Records provided
· · ·

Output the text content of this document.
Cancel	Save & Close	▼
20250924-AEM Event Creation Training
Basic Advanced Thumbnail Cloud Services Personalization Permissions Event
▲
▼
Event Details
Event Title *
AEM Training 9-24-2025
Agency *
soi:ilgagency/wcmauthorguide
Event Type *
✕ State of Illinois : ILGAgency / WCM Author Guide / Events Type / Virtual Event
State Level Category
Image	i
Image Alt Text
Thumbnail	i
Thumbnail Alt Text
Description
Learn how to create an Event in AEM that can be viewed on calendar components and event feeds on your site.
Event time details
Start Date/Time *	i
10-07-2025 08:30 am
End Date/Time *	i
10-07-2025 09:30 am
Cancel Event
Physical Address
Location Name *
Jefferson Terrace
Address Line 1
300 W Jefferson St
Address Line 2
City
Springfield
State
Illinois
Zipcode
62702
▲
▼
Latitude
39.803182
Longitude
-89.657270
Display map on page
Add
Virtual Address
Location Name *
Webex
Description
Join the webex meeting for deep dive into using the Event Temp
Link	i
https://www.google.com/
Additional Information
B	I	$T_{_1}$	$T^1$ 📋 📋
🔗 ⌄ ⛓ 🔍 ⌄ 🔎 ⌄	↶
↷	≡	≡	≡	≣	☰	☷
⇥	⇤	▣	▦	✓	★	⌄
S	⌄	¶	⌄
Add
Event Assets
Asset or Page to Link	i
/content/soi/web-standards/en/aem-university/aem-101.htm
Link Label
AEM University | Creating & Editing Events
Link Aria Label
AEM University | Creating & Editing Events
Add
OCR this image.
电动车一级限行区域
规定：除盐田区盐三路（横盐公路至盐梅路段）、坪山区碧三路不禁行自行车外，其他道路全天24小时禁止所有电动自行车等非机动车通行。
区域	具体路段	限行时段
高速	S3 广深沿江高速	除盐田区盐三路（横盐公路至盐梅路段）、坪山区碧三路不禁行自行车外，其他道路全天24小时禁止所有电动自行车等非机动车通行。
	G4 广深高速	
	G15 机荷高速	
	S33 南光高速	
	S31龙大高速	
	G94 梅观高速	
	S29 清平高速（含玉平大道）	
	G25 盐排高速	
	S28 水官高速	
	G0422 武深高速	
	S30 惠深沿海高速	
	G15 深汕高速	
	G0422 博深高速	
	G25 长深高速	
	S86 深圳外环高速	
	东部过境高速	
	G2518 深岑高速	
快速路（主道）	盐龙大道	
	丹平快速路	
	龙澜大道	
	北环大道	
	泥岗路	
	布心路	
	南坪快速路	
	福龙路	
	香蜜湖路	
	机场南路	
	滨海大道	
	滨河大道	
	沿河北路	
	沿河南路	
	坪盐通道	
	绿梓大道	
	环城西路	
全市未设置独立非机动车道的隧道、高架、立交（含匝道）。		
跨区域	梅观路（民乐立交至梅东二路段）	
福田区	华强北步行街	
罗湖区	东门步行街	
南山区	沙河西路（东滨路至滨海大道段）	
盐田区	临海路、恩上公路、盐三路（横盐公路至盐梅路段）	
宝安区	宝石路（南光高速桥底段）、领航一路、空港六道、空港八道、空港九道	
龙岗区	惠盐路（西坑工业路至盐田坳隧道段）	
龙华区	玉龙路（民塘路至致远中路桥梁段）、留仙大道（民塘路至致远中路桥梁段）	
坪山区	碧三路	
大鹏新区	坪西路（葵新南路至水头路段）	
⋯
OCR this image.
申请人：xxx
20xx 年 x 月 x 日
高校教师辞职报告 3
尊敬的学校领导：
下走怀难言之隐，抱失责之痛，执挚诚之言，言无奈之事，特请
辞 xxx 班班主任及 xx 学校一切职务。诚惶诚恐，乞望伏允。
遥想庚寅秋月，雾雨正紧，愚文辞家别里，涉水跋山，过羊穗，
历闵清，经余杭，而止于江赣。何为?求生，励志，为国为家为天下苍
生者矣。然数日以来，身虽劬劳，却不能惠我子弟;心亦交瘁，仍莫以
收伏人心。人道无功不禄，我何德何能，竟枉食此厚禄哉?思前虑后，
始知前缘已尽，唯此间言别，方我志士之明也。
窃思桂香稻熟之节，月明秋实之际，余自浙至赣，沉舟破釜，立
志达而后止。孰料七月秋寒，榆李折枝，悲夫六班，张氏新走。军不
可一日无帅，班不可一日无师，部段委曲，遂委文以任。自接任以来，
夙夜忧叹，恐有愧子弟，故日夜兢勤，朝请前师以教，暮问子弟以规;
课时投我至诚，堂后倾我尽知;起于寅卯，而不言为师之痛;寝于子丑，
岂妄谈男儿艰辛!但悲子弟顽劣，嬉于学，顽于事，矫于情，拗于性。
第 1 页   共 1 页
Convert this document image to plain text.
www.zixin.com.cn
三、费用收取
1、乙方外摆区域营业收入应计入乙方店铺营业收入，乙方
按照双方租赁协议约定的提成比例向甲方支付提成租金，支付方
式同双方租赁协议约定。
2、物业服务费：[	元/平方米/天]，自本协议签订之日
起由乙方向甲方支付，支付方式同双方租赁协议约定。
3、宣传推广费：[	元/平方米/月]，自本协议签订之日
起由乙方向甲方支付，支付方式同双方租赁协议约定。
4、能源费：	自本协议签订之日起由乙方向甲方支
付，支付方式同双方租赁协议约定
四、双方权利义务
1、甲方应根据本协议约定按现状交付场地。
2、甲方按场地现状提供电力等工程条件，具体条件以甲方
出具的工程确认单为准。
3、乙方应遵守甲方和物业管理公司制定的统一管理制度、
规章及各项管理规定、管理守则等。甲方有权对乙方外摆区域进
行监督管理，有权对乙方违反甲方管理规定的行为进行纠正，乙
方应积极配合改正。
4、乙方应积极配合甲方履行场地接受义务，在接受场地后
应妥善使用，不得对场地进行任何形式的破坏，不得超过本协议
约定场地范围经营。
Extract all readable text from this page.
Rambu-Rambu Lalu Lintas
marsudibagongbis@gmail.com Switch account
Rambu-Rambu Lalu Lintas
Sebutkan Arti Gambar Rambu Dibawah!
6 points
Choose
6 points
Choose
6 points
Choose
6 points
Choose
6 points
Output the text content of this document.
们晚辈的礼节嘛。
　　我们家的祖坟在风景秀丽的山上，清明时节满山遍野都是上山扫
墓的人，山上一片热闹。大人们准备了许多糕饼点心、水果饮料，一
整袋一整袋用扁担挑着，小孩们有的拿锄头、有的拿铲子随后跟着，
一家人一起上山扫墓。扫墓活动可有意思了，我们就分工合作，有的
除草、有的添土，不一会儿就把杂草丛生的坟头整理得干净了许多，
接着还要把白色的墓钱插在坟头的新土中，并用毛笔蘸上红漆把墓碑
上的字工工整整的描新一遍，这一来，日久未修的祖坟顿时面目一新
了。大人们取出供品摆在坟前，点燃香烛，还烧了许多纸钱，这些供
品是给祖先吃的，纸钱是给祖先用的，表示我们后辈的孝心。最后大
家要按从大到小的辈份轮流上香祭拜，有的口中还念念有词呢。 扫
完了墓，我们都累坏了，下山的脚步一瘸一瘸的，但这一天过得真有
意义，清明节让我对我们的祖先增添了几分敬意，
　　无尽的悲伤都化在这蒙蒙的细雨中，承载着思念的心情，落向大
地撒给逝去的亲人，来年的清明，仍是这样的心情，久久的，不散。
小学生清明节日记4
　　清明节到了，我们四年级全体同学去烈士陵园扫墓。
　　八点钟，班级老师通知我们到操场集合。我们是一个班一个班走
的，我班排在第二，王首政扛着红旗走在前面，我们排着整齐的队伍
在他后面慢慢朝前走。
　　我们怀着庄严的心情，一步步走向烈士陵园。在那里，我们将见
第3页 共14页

· · ·

What the exercise asks
Reproduce all of the data exactly as given.

Answer to the problem
Output the text content of this document.
Cancel	Save & Close	▼
20250924-AEM Event Creation Training
Basic Advanced Thumbnail Cloud Services Personalization Permissions Event
▲
▼
Event Details
Event Title *
AEM Training 9-24-2025
Agency *
soi:ilgagency/wcmauthorguide
Event Type *
✕ State of Illinois : ILGAgency / WCM Author Guide / Events Type / Virtual Event
State Level Category
Image	i
Image Alt Text
Thumbnail	i
Thumbnail Alt Text
Description
Learn how to create an Event in AEM that can be viewed on calendar components and event feeds on your site.
Event time details
Start Date/Time *	i
10-07-2025 08:30 am
End Date/Time *	i
10-07-2025 09:30 am
Cancel Event
Physical Address
Location Name *
Jefferson Terrace
Address Line 1
300 W Jefferson St
Address Line 2
City
Springfield
State
Illinois
Zipcode
62702
▲
▼
Latitude
39.803182
Longitude
-89.657270
Display map on page
Add
Virtual Address
Location Name *
Webex
Description
Join the webex meeting for deep dive into using the Event Temp
Link	i
https://www.google.com/
Additional Information
B	I	$T_{_1}$	$T^1$ 📋 📋
🔗 ⌄ ⛓ 🔍 ⌄ 🔎 ⌄	↶
↷	≡	≡	≡	≣	☰	☷
⇥	⇤	▣	▦	✓	★	⌄
S	⌄	¶	⌄
Add
Event Assets
Asset or Page to Link	i
/content/soi/web-standards/en/aem-university/aem-101.htm
Link Label
AEM University | Creating & Editing Events
Link Aria Label
AEM University | Creating & Editing Events
Add
OCR this image.
电动车一级限行区域
规定：除盐田区盐三路（横盐公路至盐梅路段）、坪山区碧三路不禁行自行车外，其他道路全天24小时禁止所有电动自行车等非机动车通行。
区域	具体路段	限行时段
高速	S3 广深沿江高速	除盐田区盐三路（横盐公路至盐梅路段）、坪山区碧三路不禁行自行车外，其他道路全天24小时禁止所有电动自行车等非机动车通行。
	G4 广深高速	
	G15 机荷高速	
	S33 南光高速	
	S31龙大高速	
	G94 梅观高速	
	S29 清平高速（含玉平大道）	
	G25 盐排高速	
	S28 水官高速	
	G0422 武深高速	
	S30 惠深沿海高速	
	G15 深汕高速	
	G0422 博深高速	
	G25 长深高速	
	S86 深圳外环高速	
	东部过境高速	
	G2518 深岑高速	
快速路（主道）	盐龙大道	
	丹平快速路	
	龙澜大道	
	北环大道	
	泥岗路	
	布心路	
	南坪快速路	
	福龙路	
	香蜜湖路	
	机场南路	
	滨海大道	
	滨河大道	
	沿河北路	
	沿河南路	
	坪盐通道	
	绿梓大道	
	环城西路	
全市未设置独立非机动车道的隧道、高架、立交（含匝道）。		
跨区域	梅观路（民乐立交至梅东二路段）	
福田区	华强北步行街	
罗湖区	东门步行街	
南山区	沙河西路（东滨路至滨海大道段）	
盐田区	临海路、恩上公路、盐三路（横盐公路至盐梅路段）	
宝安区	宝石路（南光高速桥底段）、领航一路、空港六道、空港八道、空港九道	
龙岗区	惠盐路（西坑工业路至盐田坳隧道段）	
龙华区	玉龙路（民塘路至致远中路桥梁段）、留仙大道（民塘路至致远中路桥梁段）	
坪山区	碧三路	
大鹏新区	坪西路（葵新南路至水头路段）	
⋯
OCR this image.
申请人：xxx
20xx 年 x 月 x 日
高校教师辞职报告 3
尊敬的学校领导：
下走怀难言之隐，抱失责之痛，执挚诚之言，言无奈之事，特请
辞 xxx 班班主任及 xx 学校一切职务。诚惶诚恐，乞望伏允。
遥想庚寅秋月，雾雨正紧，愚文辞家别里，涉水跋山，过羊穗，
历闵清，经余杭，而止于江赣。何为?求生，励志，为国为家为天下苍
生者矣。然数日以来，身虽劬劳，却不能惠我子弟;心亦交瘁，仍莫以
收伏人心。人道无功不禄，我何德何能，竟枉食此厚禄哉?思前虑后，
始知前缘已尽，唯此间言别，方我志士之明也。
窃思桂香稻熟之节，月明秋实之际，余自浙至赣，沉舟破釜，立
志达而后止。孰料七月秋寒，榆李折枝，悲夫六班，张氏新走。军不
可一日无帅，班不可一日无师，部段委曲，遂委文以任。自接任以来，
夙夜忧叹，恐有愧子弟，故日夜兢勤，朝请前师以教，暮问子弟以规;
课时投我至诚，堂后倾我尽知;起于寅卯，而不言为师之痛;寝于子丑，
岂妄谈男儿艰辛!但悲子弟顽劣，嬉于学，顽于事，矫于情，拗于性。
第 1 页   共 1 页
Convert this document image to plain text.
www.zixin.com.cn
三、费用收取
1、乙方外摆区域营业收入应计入乙方店铺营业收入，乙方
按照双方租赁协议约定的提成比例向甲方支付提成租金，支付方
式同双方租赁协议约定。
2、物业服务费：[	元/平方米/天]，自本协议签订之日
起由乙方向甲方支付，支付方式同双方租赁协议约定。
3、宣传推广费：[	元/平方米/月]，自本协议签订之日
起由乙方向甲方支付，支付方式同双方租赁协议约定。
4、能源费：	自本协议签订之日起由乙方向甲方支
付，支付方式同双方租赁协议约定
四、双方权利义务
1、甲方应根据本协议约定按现状交付场地。
2、甲方按场地现状提供电力等工程条件，具体条件以甲方
出具的工程确认单为准。
3、乙方应遵守甲方和物业管理公司制定的统一管理制度、
规章及各项管理规定、管理守则等。甲方有权对乙方外摆区域进
行监督管理，有权对乙方违反甲方管理规定的行为进行纠正，乙
方应积极配合改正。
4、乙方应积极配合甲方履行场地接受义务，在接受场地后
应妥善使用，不得对场地进行任何形式的破坏，不得超过本协议
约定场地范围经营。
Extract all readable text from this page.
Rambu-Rambu Lalu Lintas
marsudibagongbis@gmail.com Switch account
Rambu-Rambu Lalu Lintas
Sebutkan Arti Gambar Rambu Dibawah!
6 points
Choose
6 points
Choose
6 points
Choose
6 points
Choose
6 points
Output the text content of this document.
们晚辈的礼节嘛。
　　我们家的祖坟在风景秀丽的山上，清明时节满山遍野都是上山扫
墓的人，山上一片热闹。大人们准备了许多糕饼点心、水果饮料，一
整袋一整袋用扁担挑着，小孩们有的拿锄头、有的拿铲子随后跟着，
一家人一起上山扫墓。扫墓活动可有意思了，我们就分工合作，有的
除草、有的添土，不一会儿就把杂草丛生的坟头整理得干净了许多，
接着还要把白色的墓钱插在坟头的新土中，并用毛笔蘸上红漆把墓碑
上的字工工整整的描新一遍，这一来，日久未修的祖坟顿时面目一新
了。大人们取出供品摆在坟前，点燃香烛，还烧了许多纸钱，这些供
品是给祖先吃的，纸钱是给祖先用的，表示我们后辈的孝心。最后大
家要按从大到小的辈份轮流上香祭拜，有的口中还念念有词呢。 扫
完了墓，我们都累坏了，下山的脚步一瘸一瘸的，但这一天过得真有
意义，清明节让我对我们的祖先增添了几分敬意，
　　无尽的悲伤都化在这蒙蒙的细雨中，承载着思念的心情，落向大
地撒给逝去的亲人，来年的清明，仍是这样的心情，久久的，不散。
小学生清明节日记4
　　清明节到了，我们四年级全体同学去烈士陵园扫墓。
　　八点钟，班级老师通知我们到操场集合。我们是一个班一个班走
的，我班排在第二，王首政扛着红旗走在前面，我们排着整齐的队伍
在他后面慢慢朝前走。
　　我们怀着庄严的心情，一步步走向烈士陵园。在那里，我们将见
第3页 共14页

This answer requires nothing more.